* **What to do**
Find each line with the string "Manager" and copy it.
-- start of Provided records --
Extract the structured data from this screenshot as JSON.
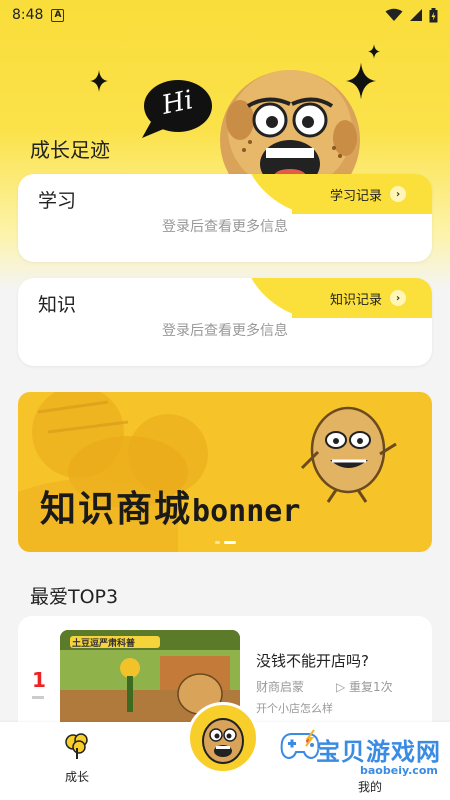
{
  "status_bar": {
    "time": "8:48",
    "notification_badge": "A"
  },
  "profile": {
    "section_title": "成长足迹",
    "hi_bubble": "Hi"
  },
  "study_card": {
    "title": "学习",
    "record_label": "学习记录",
    "hint": "登录后查看更多信息"
  },
  "knowledge_card": {
    "title": "知识",
    "record_label": "知识记录",
    "hint": "登录后查看更多信息"
  },
  "banner": {
    "text_cn": "知识商城",
    "text_latin": "bonner",
    "dot_count": 2,
    "active_dot": 1
  },
  "top3": {
    "title": "最爱TOP3",
    "items": [
      {
        "rank": "1",
        "thumb_sign": "土豆逗严肃科普",
        "title": "没钱不能开店吗?",
        "author": "财商启蒙",
        "replay": "重复1次",
        "desc": "开个小店怎么样"
      }
    ]
  },
  "bottom_nav": {
    "grow_label": "成长",
    "right_label": "我的"
  },
  "watermark": {
    "text": "宝贝游戏网",
    "url": "baobeiy.com"
  },
  "colors": {
    "brand_yellow": "#fbe03c",
    "rank_red": "#ee2222",
    "hint_gray": "#999999"
  },
  "icons": {
    "wifi": "wifi-icon",
    "signal": "signal-icon",
    "battery": "battery-icon",
    "chevron": "chevron-right-icon",
    "play": "play-icon",
    "tree": "tree-icon",
    "gamepad": "gamepad-icon"
  }
}
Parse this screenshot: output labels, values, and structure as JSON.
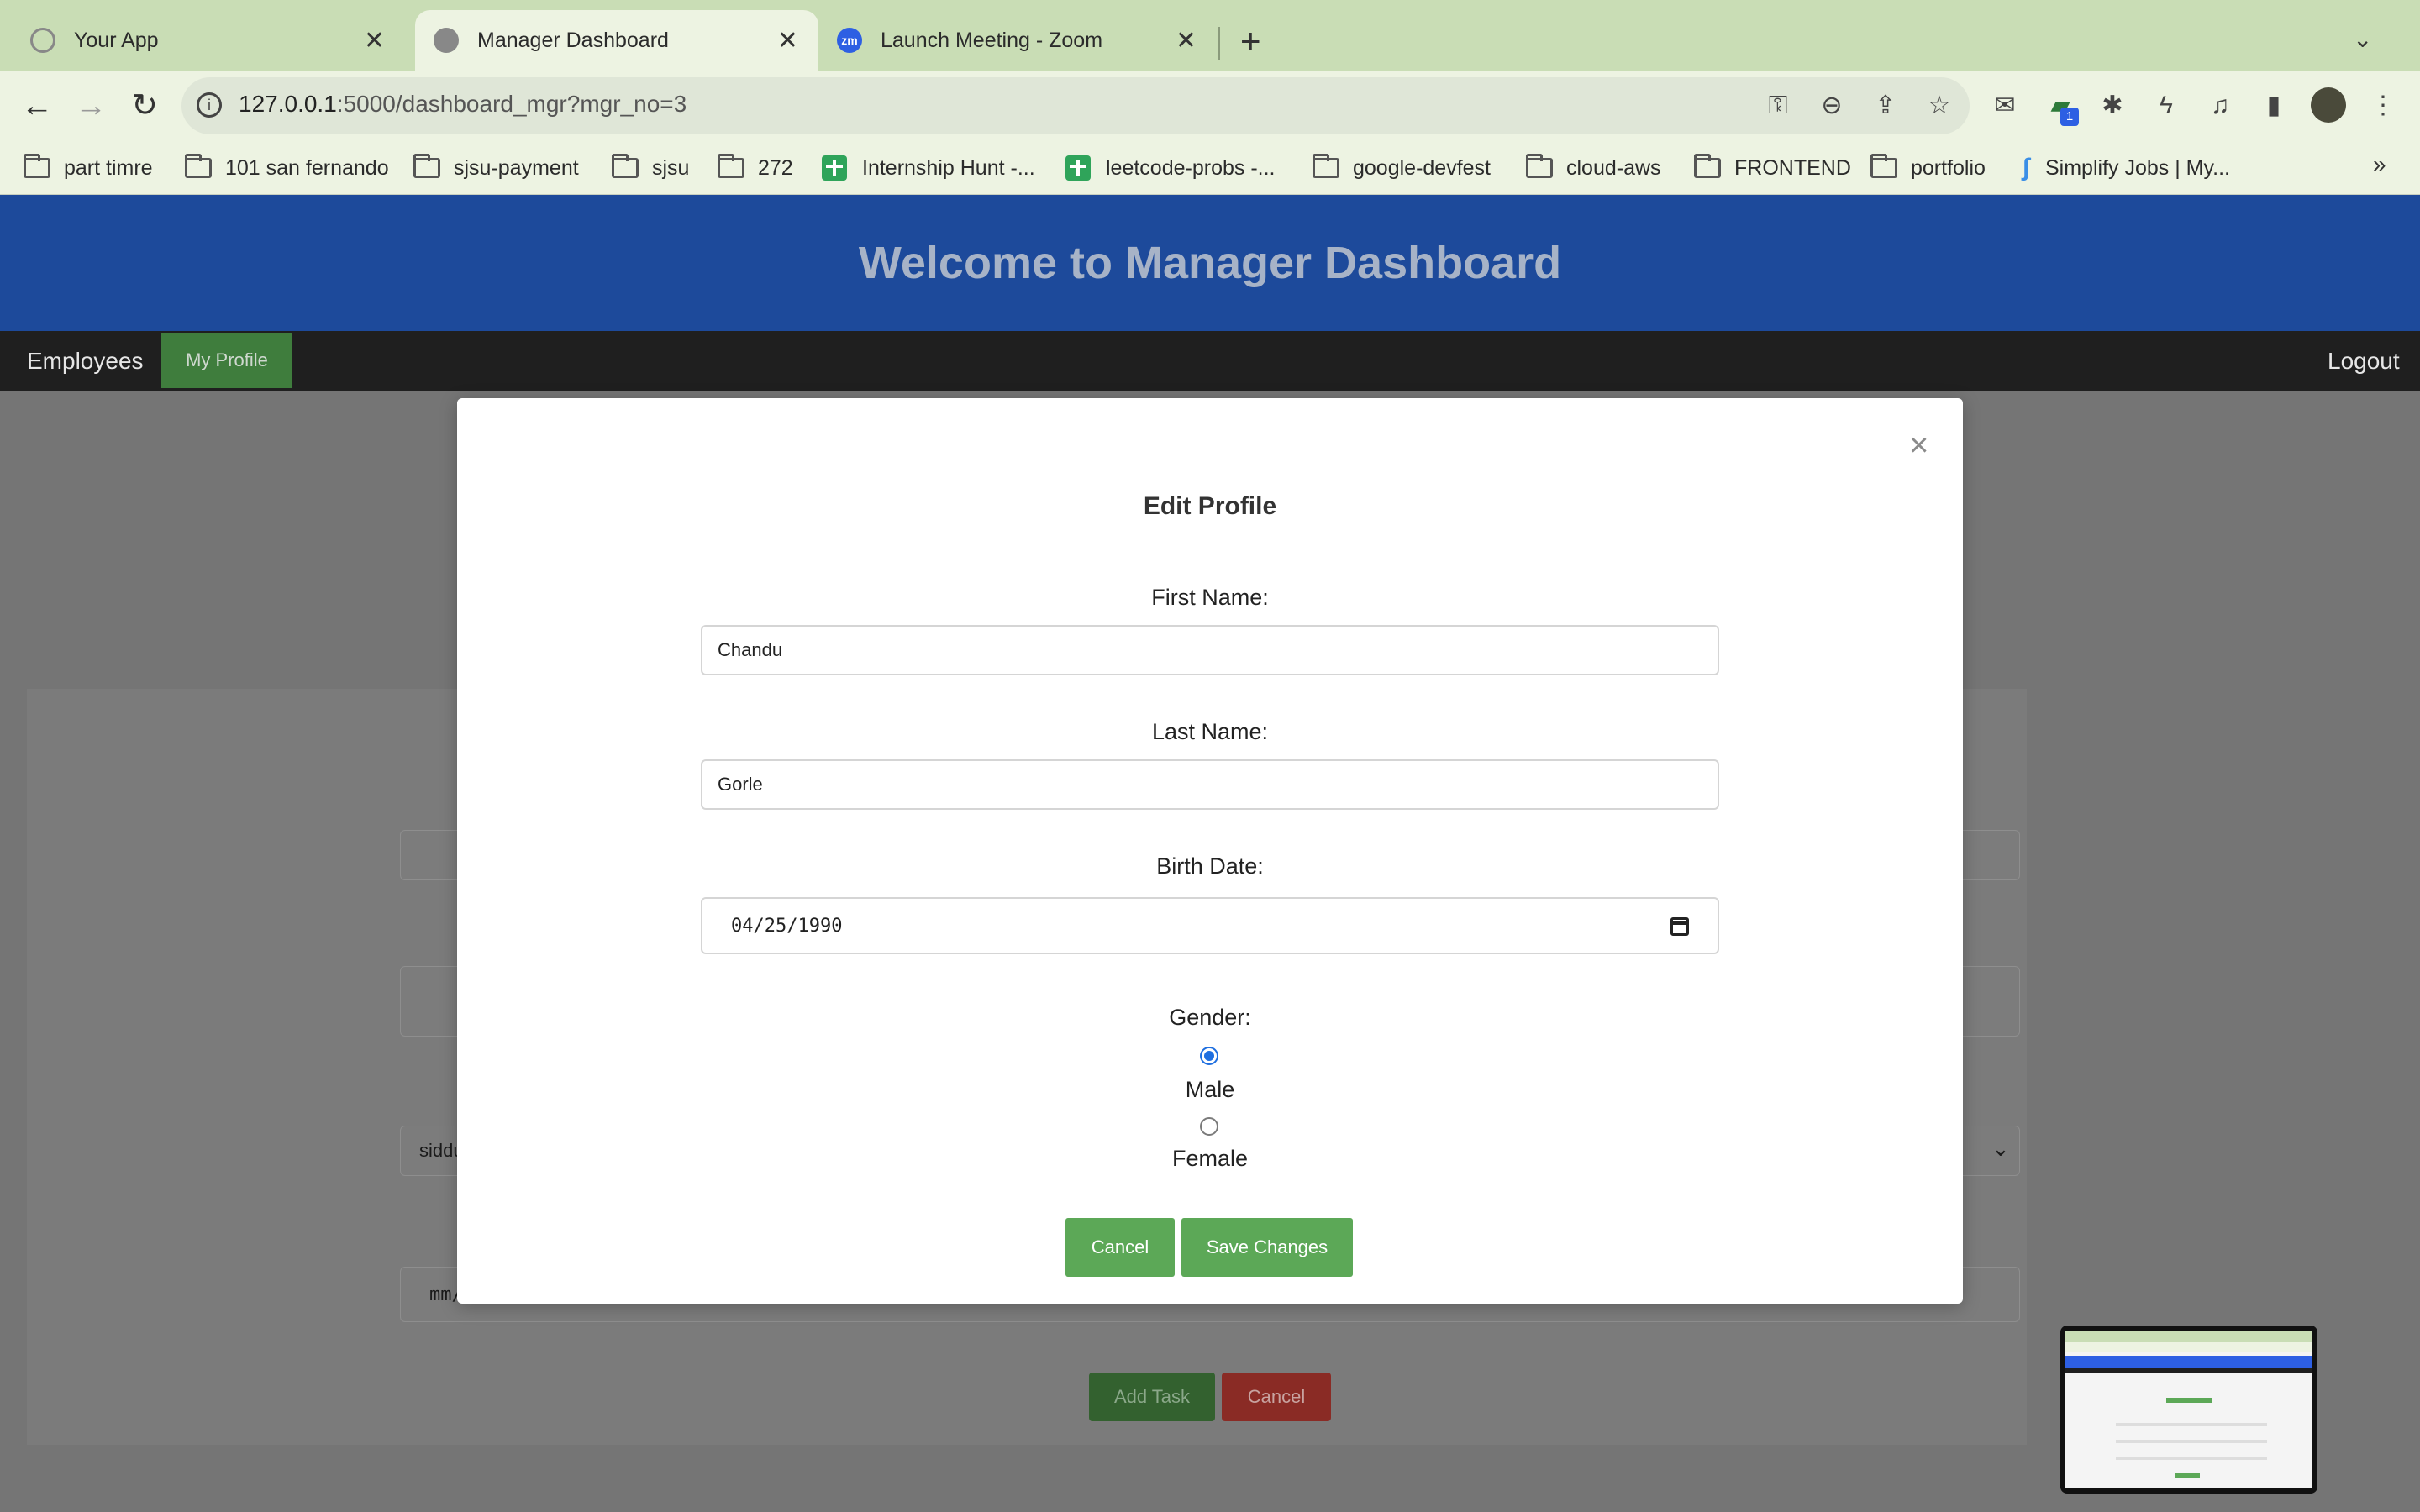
{
  "browser": {
    "tabs": [
      {
        "title": "Your App",
        "active": false
      },
      {
        "title": "Manager Dashboard",
        "active": true
      },
      {
        "title": "Launch Meeting - Zoom",
        "active": false,
        "icon_text": "zm"
      }
    ],
    "url_host": "127.0.0.1",
    "url_rest": ":5000/dashboard_mgr?mgr_no=3",
    "bookmarks": [
      {
        "label": "part timre",
        "icon": "folder-icon"
      },
      {
        "label": "101 san fernando",
        "icon": "folder-icon"
      },
      {
        "label": "sjsu-payment",
        "icon": "folder-icon"
      },
      {
        "label": "sjsu",
        "icon": "folder-icon"
      },
      {
        "label": "272",
        "icon": "folder-icon"
      },
      {
        "label": "Internship Hunt -...",
        "icon": "sheets-icon"
      },
      {
        "label": "leetcode-probs -...",
        "icon": "sheets-icon"
      },
      {
        "label": "google-devfest",
        "icon": "folder-icon"
      },
      {
        "label": "cloud-aws",
        "icon": "folder-icon"
      },
      {
        "label": "FRONTEND",
        "icon": "folder-icon"
      },
      {
        "label": "portfolio",
        "icon": "folder-icon"
      },
      {
        "label": "Simplify Jobs | My...",
        "icon": "simplify-icon"
      }
    ],
    "extension_badge": "1"
  },
  "page": {
    "header_title": "Welcome to Manager Dashboard",
    "nav": {
      "employees": "Employees",
      "my_profile": "My Profile",
      "logout": "Logout"
    },
    "background_form": {
      "select_partial": "siddu",
      "date_partial": "mm/",
      "add_task": "Add Task",
      "cancel": "Cancel"
    }
  },
  "modal": {
    "title": "Edit Profile",
    "close_symbol": "×",
    "first_name_label": "First Name:",
    "first_name_value": "Chandu",
    "last_name_label": "Last Name:",
    "last_name_value": "Gorle",
    "birth_date_label": "Birth Date:",
    "birth_date_value": "04/25/1990",
    "gender_label": "Gender:",
    "gender_options": [
      {
        "label": "Male",
        "selected": true
      },
      {
        "label": "Female",
        "selected": false
      }
    ],
    "cancel_label": "Cancel",
    "save_label": "Save Changes"
  },
  "colors": {
    "header_blue": "#1d4a9b",
    "nav_dark": "#1f1f1f",
    "button_green": "#5ca857",
    "cancel_red": "#8a2b25"
  }
}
-- end of Provided records --
* **Solution to this exercise**
        "title": "Manager Dashboard",
    "header_title": "Welcome to Manager Dashboard",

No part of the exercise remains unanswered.